**EXTRACTED RECORDS:**
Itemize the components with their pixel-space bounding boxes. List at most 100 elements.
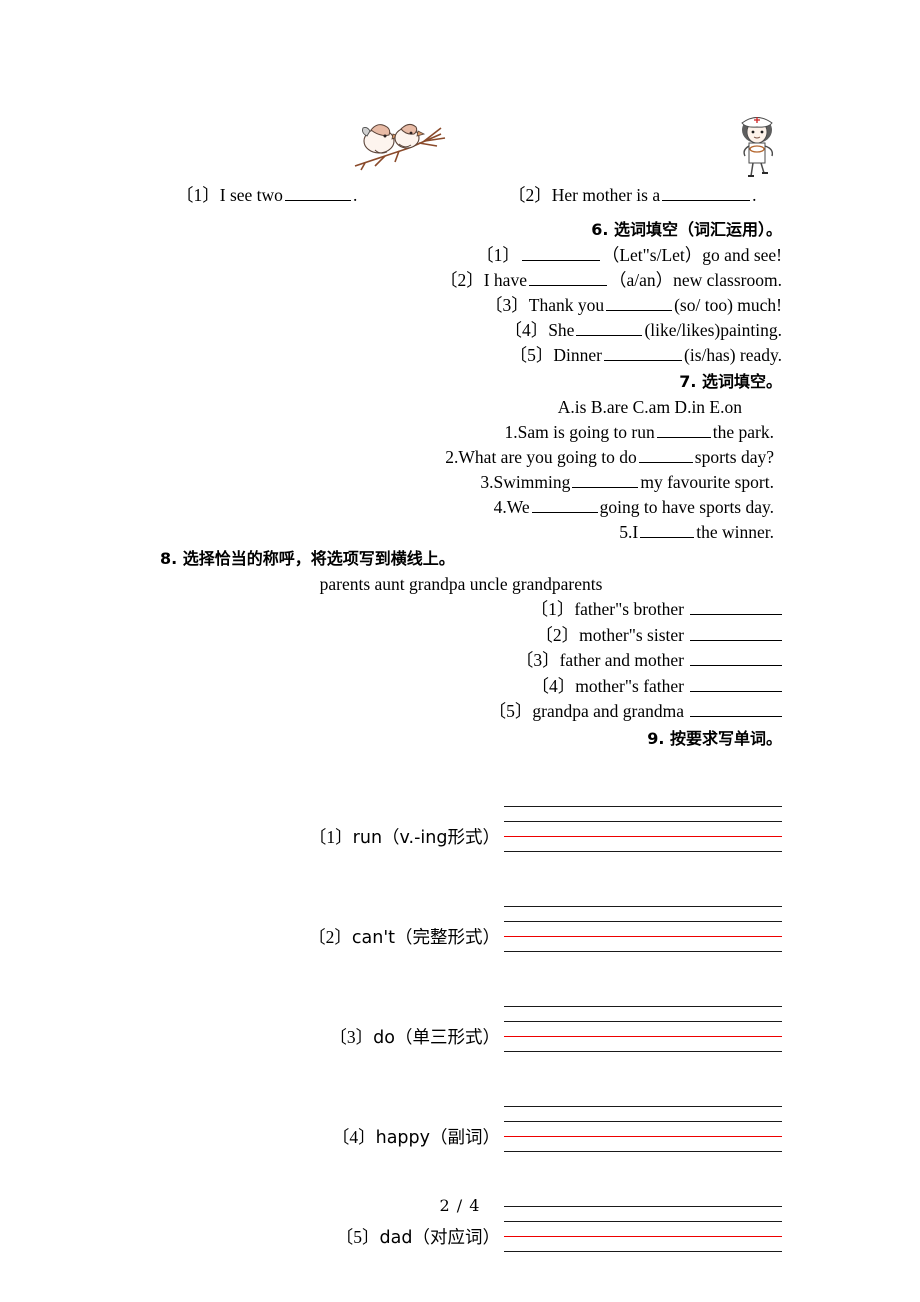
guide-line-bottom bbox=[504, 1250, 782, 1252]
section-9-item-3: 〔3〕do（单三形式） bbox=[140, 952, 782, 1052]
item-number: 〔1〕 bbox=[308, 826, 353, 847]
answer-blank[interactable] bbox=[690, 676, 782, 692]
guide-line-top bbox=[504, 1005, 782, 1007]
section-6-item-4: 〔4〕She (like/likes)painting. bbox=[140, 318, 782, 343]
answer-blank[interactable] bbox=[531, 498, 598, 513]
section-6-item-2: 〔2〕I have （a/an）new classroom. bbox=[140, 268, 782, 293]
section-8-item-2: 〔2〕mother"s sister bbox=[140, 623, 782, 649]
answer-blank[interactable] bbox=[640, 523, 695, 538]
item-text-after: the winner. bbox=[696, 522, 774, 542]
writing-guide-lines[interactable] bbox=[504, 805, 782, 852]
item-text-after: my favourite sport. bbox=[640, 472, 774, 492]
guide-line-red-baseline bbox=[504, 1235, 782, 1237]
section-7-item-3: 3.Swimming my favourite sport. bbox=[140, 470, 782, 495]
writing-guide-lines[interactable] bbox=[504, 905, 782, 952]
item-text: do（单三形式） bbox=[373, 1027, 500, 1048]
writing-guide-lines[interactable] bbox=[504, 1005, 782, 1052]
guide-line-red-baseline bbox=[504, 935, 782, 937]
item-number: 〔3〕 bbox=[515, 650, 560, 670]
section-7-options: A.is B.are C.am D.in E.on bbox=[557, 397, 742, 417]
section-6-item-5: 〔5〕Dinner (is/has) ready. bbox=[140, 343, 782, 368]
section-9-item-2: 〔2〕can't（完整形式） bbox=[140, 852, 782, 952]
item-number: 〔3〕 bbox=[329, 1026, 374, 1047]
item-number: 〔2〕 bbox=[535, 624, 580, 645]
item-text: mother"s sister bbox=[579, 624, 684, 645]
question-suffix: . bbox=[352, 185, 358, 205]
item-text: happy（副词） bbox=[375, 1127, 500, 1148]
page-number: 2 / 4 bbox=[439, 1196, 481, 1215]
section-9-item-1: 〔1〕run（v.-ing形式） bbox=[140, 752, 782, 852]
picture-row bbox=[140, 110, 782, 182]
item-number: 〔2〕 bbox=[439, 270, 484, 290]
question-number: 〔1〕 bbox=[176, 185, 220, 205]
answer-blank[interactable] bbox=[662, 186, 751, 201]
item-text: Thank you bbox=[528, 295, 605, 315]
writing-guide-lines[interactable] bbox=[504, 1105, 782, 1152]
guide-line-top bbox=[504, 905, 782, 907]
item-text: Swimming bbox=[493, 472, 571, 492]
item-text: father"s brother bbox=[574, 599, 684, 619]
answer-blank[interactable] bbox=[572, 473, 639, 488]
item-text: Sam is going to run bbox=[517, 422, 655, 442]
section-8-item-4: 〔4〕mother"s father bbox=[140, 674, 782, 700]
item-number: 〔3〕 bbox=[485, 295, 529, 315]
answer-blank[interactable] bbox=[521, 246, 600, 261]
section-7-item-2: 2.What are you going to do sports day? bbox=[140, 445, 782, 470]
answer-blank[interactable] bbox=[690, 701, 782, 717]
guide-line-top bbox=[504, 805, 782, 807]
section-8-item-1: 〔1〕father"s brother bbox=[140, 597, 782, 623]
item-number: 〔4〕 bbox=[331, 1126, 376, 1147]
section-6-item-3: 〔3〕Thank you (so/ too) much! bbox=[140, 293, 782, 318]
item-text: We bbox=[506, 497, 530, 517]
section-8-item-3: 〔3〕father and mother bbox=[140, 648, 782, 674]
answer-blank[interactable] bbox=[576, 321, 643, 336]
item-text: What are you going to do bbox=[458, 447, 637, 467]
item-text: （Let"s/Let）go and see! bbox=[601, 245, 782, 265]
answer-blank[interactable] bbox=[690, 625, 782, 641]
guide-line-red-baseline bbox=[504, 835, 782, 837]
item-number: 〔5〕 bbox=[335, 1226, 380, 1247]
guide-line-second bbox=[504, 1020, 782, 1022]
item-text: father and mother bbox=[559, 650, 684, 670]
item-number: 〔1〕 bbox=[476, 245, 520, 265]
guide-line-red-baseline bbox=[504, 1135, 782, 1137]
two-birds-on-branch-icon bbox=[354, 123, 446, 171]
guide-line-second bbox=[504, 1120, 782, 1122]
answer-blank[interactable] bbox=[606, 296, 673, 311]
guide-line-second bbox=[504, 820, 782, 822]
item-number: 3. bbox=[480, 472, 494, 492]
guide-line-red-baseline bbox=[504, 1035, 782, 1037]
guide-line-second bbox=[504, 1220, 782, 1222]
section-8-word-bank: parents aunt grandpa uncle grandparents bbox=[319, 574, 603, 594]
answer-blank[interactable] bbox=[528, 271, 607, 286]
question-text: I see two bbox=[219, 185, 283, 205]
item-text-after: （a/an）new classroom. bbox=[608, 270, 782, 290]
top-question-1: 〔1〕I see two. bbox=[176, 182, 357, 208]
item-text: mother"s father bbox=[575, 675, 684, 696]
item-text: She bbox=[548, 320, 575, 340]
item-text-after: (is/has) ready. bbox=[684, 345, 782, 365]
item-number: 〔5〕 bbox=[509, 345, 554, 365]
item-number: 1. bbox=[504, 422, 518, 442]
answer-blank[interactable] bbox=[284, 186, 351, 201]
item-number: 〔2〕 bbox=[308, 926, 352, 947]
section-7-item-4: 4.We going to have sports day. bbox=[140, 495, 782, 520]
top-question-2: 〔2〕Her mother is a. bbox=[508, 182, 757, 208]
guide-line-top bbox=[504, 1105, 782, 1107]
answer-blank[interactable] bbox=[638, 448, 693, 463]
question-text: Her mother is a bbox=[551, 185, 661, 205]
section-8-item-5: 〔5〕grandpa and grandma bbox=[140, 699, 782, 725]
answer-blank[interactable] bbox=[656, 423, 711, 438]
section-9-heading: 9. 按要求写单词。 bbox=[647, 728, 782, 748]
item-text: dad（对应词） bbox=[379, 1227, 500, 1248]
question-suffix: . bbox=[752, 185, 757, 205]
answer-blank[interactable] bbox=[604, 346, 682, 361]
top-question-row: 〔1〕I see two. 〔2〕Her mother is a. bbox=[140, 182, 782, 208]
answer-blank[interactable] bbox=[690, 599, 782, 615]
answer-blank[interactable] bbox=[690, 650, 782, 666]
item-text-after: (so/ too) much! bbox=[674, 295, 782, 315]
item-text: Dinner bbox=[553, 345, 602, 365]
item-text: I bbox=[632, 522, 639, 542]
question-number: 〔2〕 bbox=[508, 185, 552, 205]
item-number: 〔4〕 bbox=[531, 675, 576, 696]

**INSTRUCTIONS FOR THE TASK:**
Print the stretch of the listing above from the line containing "guide-line-bottom bbox=[504, 1250, 782, 1252]" through the line containing "item-text: Sam is", both ends included, character for character.

**RESPONSE TO THIS TASK:**
guide-line-bottom bbox=[504, 1250, 782, 1252]
section-9-item-3: 〔3〕do（单三形式） bbox=[140, 952, 782, 1052]
item-number: 〔1〕 bbox=[308, 826, 353, 847]
answer-blank[interactable] bbox=[690, 676, 782, 692]
guide-line-top bbox=[504, 1005, 782, 1007]
section-6-item-4: 〔4〕She (like/likes)painting. bbox=[140, 318, 782, 343]
answer-blank[interactable] bbox=[531, 498, 598, 513]
section-6-item-2: 〔2〕I have （a/an）new classroom. bbox=[140, 268, 782, 293]
section-8-item-2: 〔2〕mother"s sister bbox=[140, 623, 782, 649]
answer-blank[interactable] bbox=[640, 523, 695, 538]
item-text-after: the winner. bbox=[696, 522, 774, 542]
writing-guide-lines[interactable] bbox=[504, 805, 782, 852]
item-text-after: my favourite sport. bbox=[640, 472, 774, 492]
guide-line-red-baseline bbox=[504, 1235, 782, 1237]
section-7-item-3: 3.Swimming my favourite sport. bbox=[140, 470, 782, 495]
writing-guide-lines[interactable] bbox=[504, 905, 782, 952]
item-text: do（单三形式） bbox=[373, 1027, 500, 1048]
writing-guide-lines[interactable] bbox=[504, 1005, 782, 1052]
guide-line-red-baseline bbox=[504, 935, 782, 937]
item-number: 〔3〕 bbox=[515, 650, 560, 670]
section-7-options: A.is B.are C.am D.in E.on bbox=[557, 397, 742, 417]
section-6-item-5: 〔5〕Dinner (is/has) ready. bbox=[140, 343, 782, 368]
section-9-item-2: 〔2〕can't（完整形式） bbox=[140, 852, 782, 952]
item-number: 〔3〕 bbox=[329, 1026, 374, 1047]
item-number: 〔2〕 bbox=[535, 624, 580, 645]
item-text: mother"s sister bbox=[579, 624, 684, 645]
question-suffix: . bbox=[352, 185, 358, 205]
item-text: happy（副词） bbox=[375, 1127, 500, 1148]
page-number: 2 / 4 bbox=[439, 1196, 481, 1215]
section-9-item-1: 〔1〕run（v.-ing形式） bbox=[140, 752, 782, 852]
picture-row bbox=[140, 110, 782, 182]
item-number: 〔2〕 bbox=[439, 270, 484, 290]
question-number: 〔1〕 bbox=[176, 185, 220, 205]
answer-blank[interactable] bbox=[662, 186, 751, 201]
item-text: Thank you bbox=[528, 295, 605, 315]
writing-guide-lines[interactable] bbox=[504, 1105, 782, 1152]
guide-line-top bbox=[504, 905, 782, 907]
item-text: Swimming bbox=[493, 472, 571, 492]
item-text: father"s brother bbox=[574, 599, 684, 619]
answer-blank[interactable] bbox=[572, 473, 639, 488]
item-text: Sam is going to run bbox=[517, 422, 655, 442]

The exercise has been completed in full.